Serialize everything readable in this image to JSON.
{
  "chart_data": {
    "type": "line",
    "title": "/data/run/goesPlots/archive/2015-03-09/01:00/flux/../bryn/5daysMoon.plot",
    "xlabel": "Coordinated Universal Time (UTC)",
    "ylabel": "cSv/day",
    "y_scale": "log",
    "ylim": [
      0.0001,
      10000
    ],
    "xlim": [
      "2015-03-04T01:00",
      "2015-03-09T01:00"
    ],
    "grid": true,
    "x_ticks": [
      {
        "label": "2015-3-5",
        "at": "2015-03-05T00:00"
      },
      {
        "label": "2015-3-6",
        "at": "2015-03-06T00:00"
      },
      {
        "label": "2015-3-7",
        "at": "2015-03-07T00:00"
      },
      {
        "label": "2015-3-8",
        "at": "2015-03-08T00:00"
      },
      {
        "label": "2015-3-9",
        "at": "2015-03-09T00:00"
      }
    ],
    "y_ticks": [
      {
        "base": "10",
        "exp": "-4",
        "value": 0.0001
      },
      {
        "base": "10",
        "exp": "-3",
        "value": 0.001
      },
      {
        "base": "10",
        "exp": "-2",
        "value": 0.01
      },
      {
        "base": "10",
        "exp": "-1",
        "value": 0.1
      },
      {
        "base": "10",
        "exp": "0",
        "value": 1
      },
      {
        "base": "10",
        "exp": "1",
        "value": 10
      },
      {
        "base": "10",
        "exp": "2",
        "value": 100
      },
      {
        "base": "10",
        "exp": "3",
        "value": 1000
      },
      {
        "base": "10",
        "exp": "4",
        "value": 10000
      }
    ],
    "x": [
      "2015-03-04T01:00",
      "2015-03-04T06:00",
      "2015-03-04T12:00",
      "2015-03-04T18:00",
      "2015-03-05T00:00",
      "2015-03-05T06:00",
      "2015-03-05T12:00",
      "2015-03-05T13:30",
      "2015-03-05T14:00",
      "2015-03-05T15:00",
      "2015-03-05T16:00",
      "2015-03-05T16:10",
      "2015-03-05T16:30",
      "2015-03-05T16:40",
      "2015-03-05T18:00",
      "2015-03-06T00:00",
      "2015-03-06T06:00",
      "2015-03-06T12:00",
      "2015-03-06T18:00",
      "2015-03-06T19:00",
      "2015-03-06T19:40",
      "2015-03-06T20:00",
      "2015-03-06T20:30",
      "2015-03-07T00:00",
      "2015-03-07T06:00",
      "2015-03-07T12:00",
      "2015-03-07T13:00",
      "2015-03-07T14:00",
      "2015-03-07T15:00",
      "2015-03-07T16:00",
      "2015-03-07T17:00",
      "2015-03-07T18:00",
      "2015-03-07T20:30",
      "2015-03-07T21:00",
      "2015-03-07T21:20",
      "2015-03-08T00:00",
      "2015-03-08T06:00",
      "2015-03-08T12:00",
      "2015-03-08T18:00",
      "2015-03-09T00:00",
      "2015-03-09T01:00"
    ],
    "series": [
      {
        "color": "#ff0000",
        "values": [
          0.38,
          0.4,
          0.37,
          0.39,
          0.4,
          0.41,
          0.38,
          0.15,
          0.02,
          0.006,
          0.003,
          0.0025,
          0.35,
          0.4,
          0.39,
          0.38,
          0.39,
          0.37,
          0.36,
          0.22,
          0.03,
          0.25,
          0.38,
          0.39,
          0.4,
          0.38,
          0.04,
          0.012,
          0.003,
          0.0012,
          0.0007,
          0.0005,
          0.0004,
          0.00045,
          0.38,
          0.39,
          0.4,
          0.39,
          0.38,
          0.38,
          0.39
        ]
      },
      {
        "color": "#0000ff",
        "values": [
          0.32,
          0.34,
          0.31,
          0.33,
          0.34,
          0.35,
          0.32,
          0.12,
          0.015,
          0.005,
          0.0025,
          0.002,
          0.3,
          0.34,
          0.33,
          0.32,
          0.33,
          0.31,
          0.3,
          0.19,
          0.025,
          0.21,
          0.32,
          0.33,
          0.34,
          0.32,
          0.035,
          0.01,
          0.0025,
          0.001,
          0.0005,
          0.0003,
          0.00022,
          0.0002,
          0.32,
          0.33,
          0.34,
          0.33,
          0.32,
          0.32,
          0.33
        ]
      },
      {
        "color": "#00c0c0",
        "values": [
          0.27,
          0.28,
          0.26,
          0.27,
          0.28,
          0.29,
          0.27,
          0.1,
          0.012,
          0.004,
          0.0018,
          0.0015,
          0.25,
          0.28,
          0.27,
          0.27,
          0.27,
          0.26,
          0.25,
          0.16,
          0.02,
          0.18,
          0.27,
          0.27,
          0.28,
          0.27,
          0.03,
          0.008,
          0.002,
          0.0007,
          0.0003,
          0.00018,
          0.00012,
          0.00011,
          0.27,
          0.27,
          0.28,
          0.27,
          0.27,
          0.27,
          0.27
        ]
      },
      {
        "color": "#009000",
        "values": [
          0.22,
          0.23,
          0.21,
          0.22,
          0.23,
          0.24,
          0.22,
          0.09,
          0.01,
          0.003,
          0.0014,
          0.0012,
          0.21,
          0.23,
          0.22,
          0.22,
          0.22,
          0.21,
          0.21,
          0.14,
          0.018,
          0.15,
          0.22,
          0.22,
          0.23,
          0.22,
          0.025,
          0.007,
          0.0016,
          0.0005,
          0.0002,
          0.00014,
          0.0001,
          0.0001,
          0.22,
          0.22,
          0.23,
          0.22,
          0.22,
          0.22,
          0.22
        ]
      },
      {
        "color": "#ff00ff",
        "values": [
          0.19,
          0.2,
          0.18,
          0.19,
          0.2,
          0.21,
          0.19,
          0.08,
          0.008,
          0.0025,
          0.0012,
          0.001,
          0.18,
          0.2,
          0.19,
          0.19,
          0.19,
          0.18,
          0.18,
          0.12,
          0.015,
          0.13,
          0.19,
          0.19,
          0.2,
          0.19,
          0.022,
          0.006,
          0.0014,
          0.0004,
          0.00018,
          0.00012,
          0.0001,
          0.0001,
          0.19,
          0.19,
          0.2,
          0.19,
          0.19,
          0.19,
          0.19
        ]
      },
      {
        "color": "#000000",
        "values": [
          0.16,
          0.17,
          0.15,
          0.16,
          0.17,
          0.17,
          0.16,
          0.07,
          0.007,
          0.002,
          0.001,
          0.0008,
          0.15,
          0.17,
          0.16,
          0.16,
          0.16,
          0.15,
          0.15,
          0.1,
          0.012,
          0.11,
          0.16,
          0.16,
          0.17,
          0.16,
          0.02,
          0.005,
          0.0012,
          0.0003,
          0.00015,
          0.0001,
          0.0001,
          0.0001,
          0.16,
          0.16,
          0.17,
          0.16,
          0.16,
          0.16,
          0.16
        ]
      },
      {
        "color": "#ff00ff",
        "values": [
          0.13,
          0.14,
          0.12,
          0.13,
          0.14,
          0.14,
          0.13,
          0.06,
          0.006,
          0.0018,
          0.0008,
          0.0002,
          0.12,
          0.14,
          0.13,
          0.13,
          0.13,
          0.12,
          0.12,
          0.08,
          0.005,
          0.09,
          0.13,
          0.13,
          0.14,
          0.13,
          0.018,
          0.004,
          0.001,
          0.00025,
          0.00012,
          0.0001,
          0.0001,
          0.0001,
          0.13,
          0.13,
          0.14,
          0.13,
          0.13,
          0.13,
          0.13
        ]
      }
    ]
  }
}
___
• What to produce:
Write down all the entries again without a single difference.

• Output below:
Serialize everything readable in this image to JSON.
{
  "chart_data": {
    "type": "line",
    "title": "/data/run/goesPlots/archive/2015-03-09/01:00/flux/../bryn/5daysMoon.plot",
    "xlabel": "Coordinated Universal Time (UTC)",
    "ylabel": "cSv/day",
    "y_scale": "log",
    "ylim": [
      0.0001,
      10000
    ],
    "xlim": [
      "2015-03-04T01:00",
      "2015-03-09T01:00"
    ],
    "grid": true,
    "x_ticks": [
      {
        "label": "2015-3-5",
        "at": "2015-03-05T00:00"
      },
      {
        "label": "2015-3-6",
        "at": "2015-03-06T00:00"
      },
      {
        "label": "2015-3-7",
        "at": "2015-03-07T00:00"
      },
      {
        "label": "2015-3-8",
        "at": "2015-03-08T00:00"
      },
      {
        "label": "2015-3-9",
        "at": "2015-03-09T00:00"
      }
    ],
    "y_ticks": [
      {
        "base": "10",
        "exp": "-4",
        "value": 0.0001
      },
      {
        "base": "10",
        "exp": "-3",
        "value": 0.001
      },
      {
        "base": "10",
        "exp": "-2",
        "value": 0.01
      },
      {
        "base": "10",
        "exp": "-1",
        "value": 0.1
      },
      {
        "base": "10",
        "exp": "0",
        "value": 1
      },
      {
        "base": "10",
        "exp": "1",
        "value": 10
      },
      {
        "base": "10",
        "exp": "2",
        "value": 100
      },
      {
        "base": "10",
        "exp": "3",
        "value": 1000
      },
      {
        "base": "10",
        "exp": "4",
        "value": 10000
      }
    ],
    "x": [
      "2015-03-04T01:00",
      "2015-03-04T06:00",
      "2015-03-04T12:00",
      "2015-03-04T18:00",
      "2015-03-05T00:00",
      "2015-03-05T06:00",
      "2015-03-05T12:00",
      "2015-03-05T13:30",
      "2015-03-05T14:00",
      "2015-03-05T15:00",
      "2015-03-05T16:00",
      "2015-03-05T16:10",
      "2015-03-05T16:30",
      "2015-03-05T16:40",
      "2015-03-05T18:00",
      "2015-03-06T00:00",
      "2015-03-06T06:00",
      "2015-03-06T12:00",
      "2015-03-06T18:00",
      "2015-03-06T19:00",
      "2015-03-06T19:40",
      "2015-03-06T20:00",
      "2015-03-06T20:30",
      "2015-03-07T00:00",
      "2015-03-07T06:00",
      "2015-03-07T12:00",
      "2015-03-07T13:00",
      "2015-03-07T14:00",
      "2015-03-07T15:00",
      "2015-03-07T16:00",
      "2015-03-07T17:00",
      "2015-03-07T18:00",
      "2015-03-07T20:30",
      "2015-03-07T21:00",
      "2015-03-07T21:20",
      "2015-03-08T00:00",
      "2015-03-08T06:00",
      "2015-03-08T12:00",
      "2015-03-08T18:00",
      "2015-03-09T00:00",
      "2015-03-09T01:00"
    ],
    "series": [
      {
        "color": "#ff0000",
        "values": [
          0.38,
          0.4,
          0.37,
          0.39,
          0.4,
          0.41,
          0.38,
          0.15,
          0.02,
          0.006,
          0.003,
          0.0025,
          0.35,
          0.4,
          0.39,
          0.38,
          0.39,
          0.37,
          0.36,
          0.22,
          0.03,
          0.25,
          0.38,
          0.39,
          0.4,
          0.38,
          0.04,
          0.012,
          0.003,
          0.0012,
          0.0007,
          0.0005,
          0.0004,
          0.00045,
          0.38,
          0.39,
          0.4,
          0.39,
          0.38,
          0.38,
          0.39
        ]
      },
      {
        "color": "#0000ff",
        "values": [
          0.32,
          0.34,
          0.31,
          0.33,
          0.34,
          0.35,
          0.32,
          0.12,
          0.015,
          0.005,
          0.0025,
          0.002,
          0.3,
          0.34,
          0.33,
          0.32,
          0.33,
          0.31,
          0.3,
          0.19,
          0.025,
          0.21,
          0.32,
          0.33,
          0.34,
          0.32,
          0.035,
          0.01,
          0.0025,
          0.001,
          0.0005,
          0.0003,
          0.00022,
          0.0002,
          0.32,
          0.33,
          0.34,
          0.33,
          0.32,
          0.32,
          0.33
        ]
      },
      {
        "color": "#00c0c0",
        "values": [
          0.27,
          0.28,
          0.26,
          0.27,
          0.28,
          0.29,
          0.27,
          0.1,
          0.012,
          0.004,
          0.0018,
          0.0015,
          0.25,
          0.28,
          0.27,
          0.27,
          0.27,
          0.26,
          0.25,
          0.16,
          0.02,
          0.18,
          0.27,
          0.27,
          0.28,
          0.27,
          0.03,
          0.008,
          0.002,
          0.0007,
          0.0003,
          0.00018,
          0.00012,
          0.00011,
          0.27,
          0.27,
          0.28,
          0.27,
          0.27,
          0.27,
          0.27
        ]
      },
      {
        "color": "#009000",
        "values": [
          0.22,
          0.23,
          0.21,
          0.22,
          0.23,
          0.24,
          0.22,
          0.09,
          0.01,
          0.003,
          0.0014,
          0.0012,
          0.21,
          0.23,
          0.22,
          0.22,
          0.22,
          0.21,
          0.21,
          0.14,
          0.018,
          0.15,
          0.22,
          0.22,
          0.23,
          0.22,
          0.025,
          0.007,
          0.0016,
          0.0005,
          0.0002,
          0.00014,
          0.0001,
          0.0001,
          0.22,
          0.22,
          0.23,
          0.22,
          0.22,
          0.22,
          0.22
        ]
      },
      {
        "color": "#ff00ff",
        "values": [
          0.19,
          0.2,
          0.18,
          0.19,
          0.2,
          0.21,
          0.19,
          0.08,
          0.008,
          0.0025,
          0.0012,
          0.001,
          0.18,
          0.2,
          0.19,
          0.19,
          0.19,
          0.18,
          0.18,
          0.12,
          0.015,
          0.13,
          0.19,
          0.19,
          0.2,
          0.19,
          0.022,
          0.006,
          0.0014,
          0.0004,
          0.00018,
          0.00012,
          0.0001,
          0.0001,
          0.19,
          0.19,
          0.2,
          0.19,
          0.19,
          0.19,
          0.19
        ]
      },
      {
        "color": "#000000",
        "values": [
          0.16,
          0.17,
          0.15,
          0.16,
          0.17,
          0.17,
          0.16,
          0.07,
          0.007,
          0.002,
          0.001,
          0.0008,
          0.15,
          0.17,
          0.16,
          0.16,
          0.16,
          0.15,
          0.15,
          0.1,
          0.012,
          0.11,
          0.16,
          0.16,
          0.17,
          0.16,
          0.02,
          0.005,
          0.0012,
          0.0003,
          0.00015,
          0.0001,
          0.0001,
          0.0001,
          0.16,
          0.16,
          0.17,
          0.16,
          0.16,
          0.16,
          0.16
        ]
      },
      {
        "color": "#ff00ff",
        "values": [
          0.13,
          0.14,
          0.12,
          0.13,
          0.14,
          0.14,
          0.13,
          0.06,
          0.006,
          0.0018,
          0.0008,
          0.0002,
          0.12,
          0.14,
          0.13,
          0.13,
          0.13,
          0.12,
          0.12,
          0.08,
          0.005,
          0.09,
          0.13,
          0.13,
          0.14,
          0.13,
          0.018,
          0.004,
          0.001,
          0.00025,
          0.00012,
          0.0001,
          0.0001,
          0.0001,
          0.13,
          0.13,
          0.14,
          0.13,
          0.13,
          0.13,
          0.13
        ]
      }
    ]
  }
}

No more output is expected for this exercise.